### Data records
[Begin]
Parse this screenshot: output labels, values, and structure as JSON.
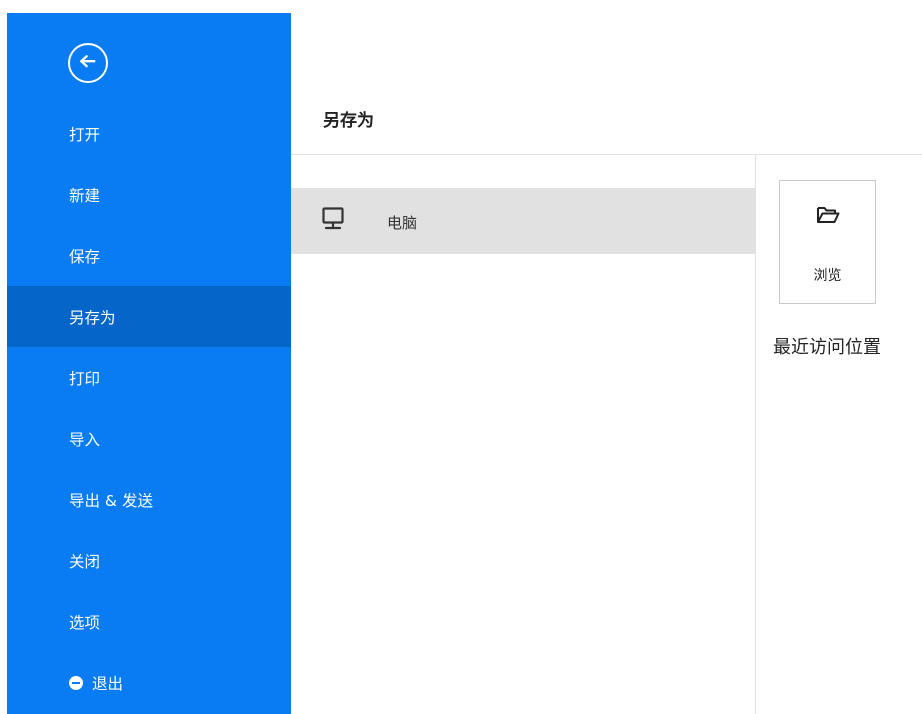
{
  "sidebar": {
    "back_icon": "back-arrow-circle-icon",
    "items": [
      {
        "label": "打开"
      },
      {
        "label": "新建"
      },
      {
        "label": "保存"
      },
      {
        "label": "另存为",
        "active": true
      },
      {
        "label": "打印"
      },
      {
        "label": "导入"
      },
      {
        "label": "导出 & 发送"
      },
      {
        "label": "关闭"
      },
      {
        "label": "选项"
      },
      {
        "label": "退出",
        "icon": "minus-circle-icon"
      }
    ],
    "colors": {
      "background": "#0a7cf3",
      "active": "#0565c8",
      "text": "#ffffff"
    }
  },
  "main": {
    "title": "另存为",
    "locations": [
      {
        "label": "电脑",
        "icon": "computer-icon",
        "selected": true
      }
    ],
    "browse": {
      "label": "浏览",
      "icon": "folder-open-icon"
    },
    "recent_title": "最近访问位置"
  }
}
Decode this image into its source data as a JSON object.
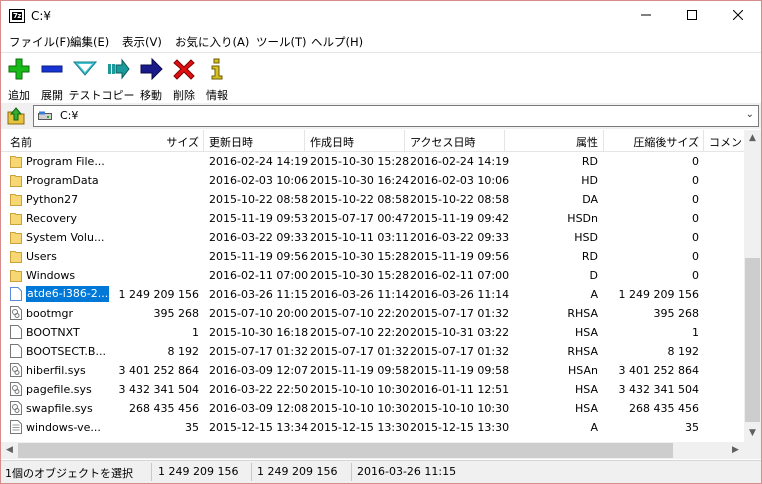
{
  "window": {
    "title": "C:¥"
  },
  "menu": [
    "ファイル(F)",
    "編集(E)",
    "表示(V)",
    "お気に入り(A)",
    "ツール(T)",
    "ヘルプ(H)"
  ],
  "toolbar": [
    {
      "label": "追加",
      "icon": "add-icon"
    },
    {
      "label": "展開",
      "icon": "extract-icon"
    },
    {
      "label": "テスト",
      "icon": "test-icon"
    },
    {
      "label": "コピー",
      "icon": "copy-icon"
    },
    {
      "label": "移動",
      "icon": "move-icon"
    },
    {
      "label": "削除",
      "icon": "delete-icon"
    },
    {
      "label": "情報",
      "icon": "info-icon"
    }
  ],
  "address": {
    "path": "C:¥"
  },
  "columns": [
    "名前",
    "サイズ",
    "更新日時",
    "作成日時",
    "アクセス日時",
    "属性",
    "圧縮後サイズ",
    "コメント"
  ],
  "rows": [
    {
      "type": "folder",
      "name": "Program File...",
      "size": "",
      "modified": "2016-02-24 14:19",
      "created": "2015-10-30 15:28",
      "accessed": "2016-02-24 14:19",
      "attr": "RD",
      "packed": "0"
    },
    {
      "type": "folder",
      "name": "ProgramData",
      "size": "",
      "modified": "2016-02-03 10:06",
      "created": "2015-10-30 16:24",
      "accessed": "2016-02-03 10:06",
      "attr": "HD",
      "packed": "0"
    },
    {
      "type": "folder",
      "name": "Python27",
      "size": "",
      "modified": "2015-10-22 08:58",
      "created": "2015-10-22 08:58",
      "accessed": "2015-10-22 08:58",
      "attr": "DA",
      "packed": "0"
    },
    {
      "type": "folder",
      "name": "Recovery",
      "size": "",
      "modified": "2015-11-19 09:53",
      "created": "2015-07-17 00:47",
      "accessed": "2015-11-19 09:42",
      "attr": "HSDn",
      "packed": "0"
    },
    {
      "type": "folder",
      "name": "System Volu...",
      "size": "",
      "modified": "2016-03-22 09:33",
      "created": "2015-10-11 03:11",
      "accessed": "2016-03-22 09:33",
      "attr": "HSD",
      "packed": "0"
    },
    {
      "type": "folder",
      "name": "Users",
      "size": "",
      "modified": "2015-11-19 09:56",
      "created": "2015-10-30 15:28",
      "accessed": "2015-11-19 09:56",
      "attr": "RD",
      "packed": "0"
    },
    {
      "type": "folder",
      "name": "Windows",
      "size": "",
      "modified": "2016-02-11 07:00",
      "created": "2015-10-30 15:28",
      "accessed": "2016-02-11 07:00",
      "attr": "D",
      "packed": "0"
    },
    {
      "type": "iso",
      "name": "atde6-i386-2...",
      "size": "1 249 209 156",
      "modified": "2016-03-26 11:15",
      "created": "2016-03-26 11:14",
      "accessed": "2016-03-26 11:14",
      "attr": "A",
      "packed": "1 249 209 156",
      "selected": true
    },
    {
      "type": "sys",
      "name": "bootmgr",
      "size": "395 268",
      "modified": "2015-07-10 20:00",
      "created": "2015-07-10 22:20",
      "accessed": "2015-07-17 01:32",
      "attr": "RHSA",
      "packed": "395 268"
    },
    {
      "type": "file",
      "name": "BOOTNXT",
      "size": "1",
      "modified": "2015-10-30 16:18",
      "created": "2015-07-10 22:20",
      "accessed": "2015-10-31 03:22",
      "attr": "HSA",
      "packed": "1"
    },
    {
      "type": "file",
      "name": "BOOTSECT.B...",
      "size": "8 192",
      "modified": "2015-07-17 01:32",
      "created": "2015-07-17 01:32",
      "accessed": "2015-07-17 01:32",
      "attr": "RHSA",
      "packed": "8 192"
    },
    {
      "type": "sys",
      "name": "hiberfil.sys",
      "size": "3 401 252 864",
      "modified": "2016-03-09 12:07",
      "created": "2015-11-19 09:58",
      "accessed": "2015-11-19 09:58",
      "attr": "HSAn",
      "packed": "3 401 252 864"
    },
    {
      "type": "sys",
      "name": "pagefile.sys",
      "size": "3 432 341 504",
      "modified": "2016-03-22 22:50",
      "created": "2015-10-10 10:30",
      "accessed": "2016-01-11 12:51",
      "attr": "HSA",
      "packed": "3 432 341 504"
    },
    {
      "type": "sys",
      "name": "swapfile.sys",
      "size": "268 435 456",
      "modified": "2016-03-09 12:08",
      "created": "2015-10-10 10:30",
      "accessed": "2015-10-10 10:30",
      "attr": "HSA",
      "packed": "268 435 456"
    },
    {
      "type": "text",
      "name": "windows-ve...",
      "size": "35",
      "modified": "2015-12-15 13:34",
      "created": "2015-12-15 13:30",
      "accessed": "2015-12-15 13:30",
      "attr": "A",
      "packed": "35"
    }
  ],
  "status": {
    "selection": "1個のオブジェクトを選択",
    "size": "1 249 209 156",
    "packed": "1 249 209 156",
    "modified": "2016-03-26 11:15"
  },
  "colors": {
    "selection": "#0078d7",
    "folder": "#f7d774"
  }
}
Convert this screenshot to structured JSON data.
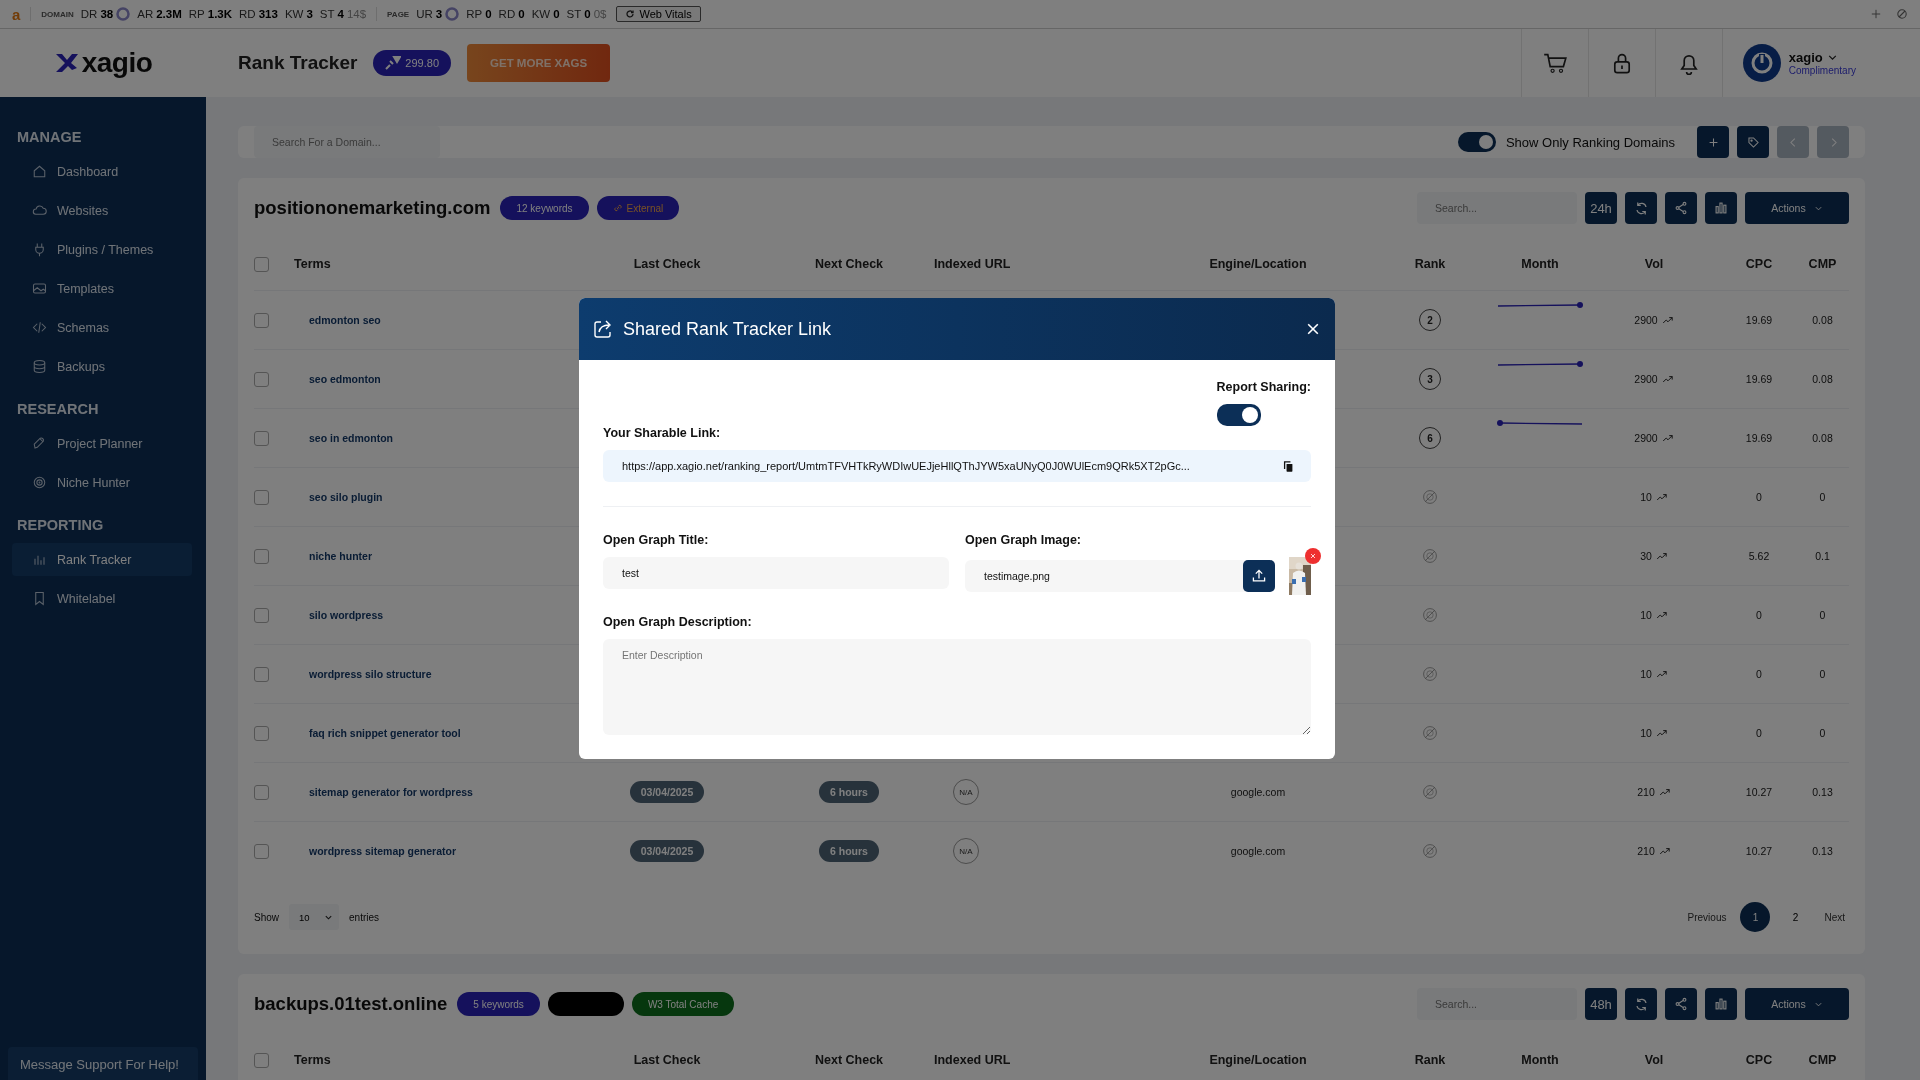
[End]
### Problem to solve
Repeat the material verbatim. Do not carry over any picture.

### Response to the exercise
Parse this screenshot: output labels, values, and structure as JSON.
{
  "sidebar": {
    "back_icon": "back-arrow-circle-icon",
    "items": [
      {
        "label": "打开"
      },
      {
        "label": "新建"
      },
      {
        "label": "保存"
      },
      {
        "label": "另存为",
        "active": true
      },
      {
        "label": "打印"
      },
      {
        "label": "导入"
      },
      {
        "label": "导出 & 发送"
      },
      {
        "label": "关闭"
      },
      {
        "label": "选项"
      },
      {
        "label": "退出",
        "icon": "minus-circle-icon"
      }
    ],
    "colors": {
      "background": "#0a7cf3",
      "active": "#0565c8",
      "text": "#ffffff"
    }
  },
  "main": {
    "title": "另存为",
    "locations": [
      {
        "label": "电脑",
        "icon": "computer-icon",
        "selected": true
      }
    ],
    "browse": {
      "label": "浏览",
      "icon": "folder-open-icon"
    },
    "recent_title": "最近访问位置"
  }
}
Decode this image into its source data as a JSON object.
{
  "window": {
    "title": "C:¥"
  },
  "menu": [
    "ファイル(F)",
    "編集(E)",
    "表示(V)",
    "お気に入り(A)",
    "ツール(T)",
    "ヘルプ(H)"
  ],
  "toolbar": [
    {
      "label": "追加",
      "icon": "add-icon"
    },
    {
      "label": "展開",
      "icon": "extract-icon"
    },
    {
      "label": "テスト",
      "icon": "test-icon"
    },
    {
      "label": "コピー",
      "icon": "copy-icon"
    },
    {
      "label": "移動",
      "icon": "move-icon"
    },
    {
      "label": "削除",
      "icon": "delete-icon"
    },
    {
      "label": "情報",
      "icon": "info-icon"
    }
  ],
  "address": {
    "path": "C:¥"
  },
  "columns": [
    "名前",
    "サイズ",
    "更新日時",
    "作成日時",
    "アクセス日時",
    "属性",
    "圧縮後サイズ",
    "コメント"
  ],
  "rows": [
    {
      "type": "folder",
      "name": "Program File...",
      "size": "",
      "modified": "2016-02-24 14:19",
      "created": "2015-10-30 15:28",
      "accessed": "2016-02-24 14:19",
      "attr": "RD",
      "packed": "0"
    },
    {
      "type": "folder",
      "name": "ProgramData",
      "size": "",
      "modified": "2016-02-03 10:06",
      "created": "2015-10-30 16:24",
      "accessed": "2016-02-03 10:06",
      "attr": "HD",
      "packed": "0"
    },
    {
      "type": "folder",
      "name": "Python27",
      "size": "",
      "modified": "2015-10-22 08:58",
      "created": "2015-10-22 08:58",
      "accessed": "2015-10-22 08:58",
      "attr": "DA",
      "packed": "0"
    },
    {
      "type": "folder",
      "name": "Recovery",
      "size": "",
      "modified": "2015-11-19 09:53",
      "created": "2015-07-17 00:47",
      "accessed": "2015-11-19 09:42",
      "attr": "HSDn",
      "packed": "0"
    },
    {
      "type": "folder",
      "name": "System Volu...",
      "size": "",
      "modified": "2016-03-22 09:33",
      "created": "2015-10-11 03:11",
      "accessed": "2016-03-22 09:33",
      "attr": "HSD",
      "packed": "0"
    },
    {
      "type": "folder",
      "name": "Users",
      "size": "",
      "modified": "2015-11-19 09:56",
      "created": "2015-10-30 15:28",
      "accessed": "2015-11-19 09:56",
      "attr": "RD",
      "packed": "0"
    },
    {
      "type": "folder",
      "name": "Windows",
      "size": "",
      "modified": "2016-02-11 07:00",
      "created": "2015-10-30 15:28",
      "accessed": "2016-02-11 07:00",
      "attr": "D",
      "packed": "0"
    },
    {
      "type": "iso",
      "name": "atde6-i386-2...",
      "size": "1 249 209 156",
      "modified": "2016-03-26 11:15",
      "created": "2016-03-26 11:14",
      "accessed": "2016-03-26 11:14",
      "attr": "A",
      "packed": "1 249 209 156",
      "selected": true
    },
    {
      "type": "sys",
      "name": "bootmgr",
      "size": "395 268",
      "modified": "2015-07-10 20:00",
      "created": "2015-07-10 22:20",
      "accessed": "2015-07-17 01:32",
      "attr": "RHSA",
      "packed": "395 268"
    },
    {
      "type": "file",
      "name": "BOOTNXT",
      "size": "1",
      "modified": "2015-10-30 16:18",
      "created": "2015-07-10 22:20",
      "accessed": "2015-10-31 03:22",
      "attr": "HSA",
      "packed": "1"
    },
    {
      "type": "file",
      "name": "BOOTSECT.B...",
      "size": "8 192",
      "modified": "2015-07-17 01:32",
      "created": "2015-07-17 01:32",
      "accessed": "2015-07-17 01:32",
      "attr": "RHSA",
      "packed": "8 192"
    },
    {
      "type": "sys",
      "name": "hiberfil.sys",
      "size": "3 401 252 864",
      "modified": "2016-03-09 12:07",
      "created": "2015-11-19 09:58",
      "accessed": "2015-11-19 09:58",
      "attr": "HSAn",
      "packed": "3 401 252 864"
    },
    {
      "type": "sys",
      "name": "pagefile.sys",
      "size": "3 432 341 504",
      "modified": "2016-03-22 22:50",
      "created": "2015-10-10 10:30",
      "accessed": "2016-01-11 12:51",
      "attr": "HSA",
      "packed": "3 432 341 504"
    },
    {
      "type": "sys",
      "name": "swapfile.sys",
      "size": "268 435 456",
      "modified": "2016-03-09 12:08",
      "created": "2015-10-10 10:30",
      "accessed": "2015-10-10 10:30",
      "attr": "HSA",
      "packed": "268 435 456"
    },
    {
      "type": "text",
      "name": "windows-ve...",
      "size": "35",
      "modified": "2015-12-15 13:34",
      "created": "2015-12-15 13:30",
      "accessed": "2015-12-15 13:30",
      "attr": "A",
      "packed": "35"
    }
  ],
  "status": {
    "selection": "1個のオブジェクトを選択",
    "size": "1 249 209 156",
    "packed": "1 249 209 156",
    "modified": "2016-03-26 11:15"
  },
  "colors": {
    "selection": "#0078d7",
    "folder": "#f7d774"
  }
}
Convert this screenshot to structured JSON data.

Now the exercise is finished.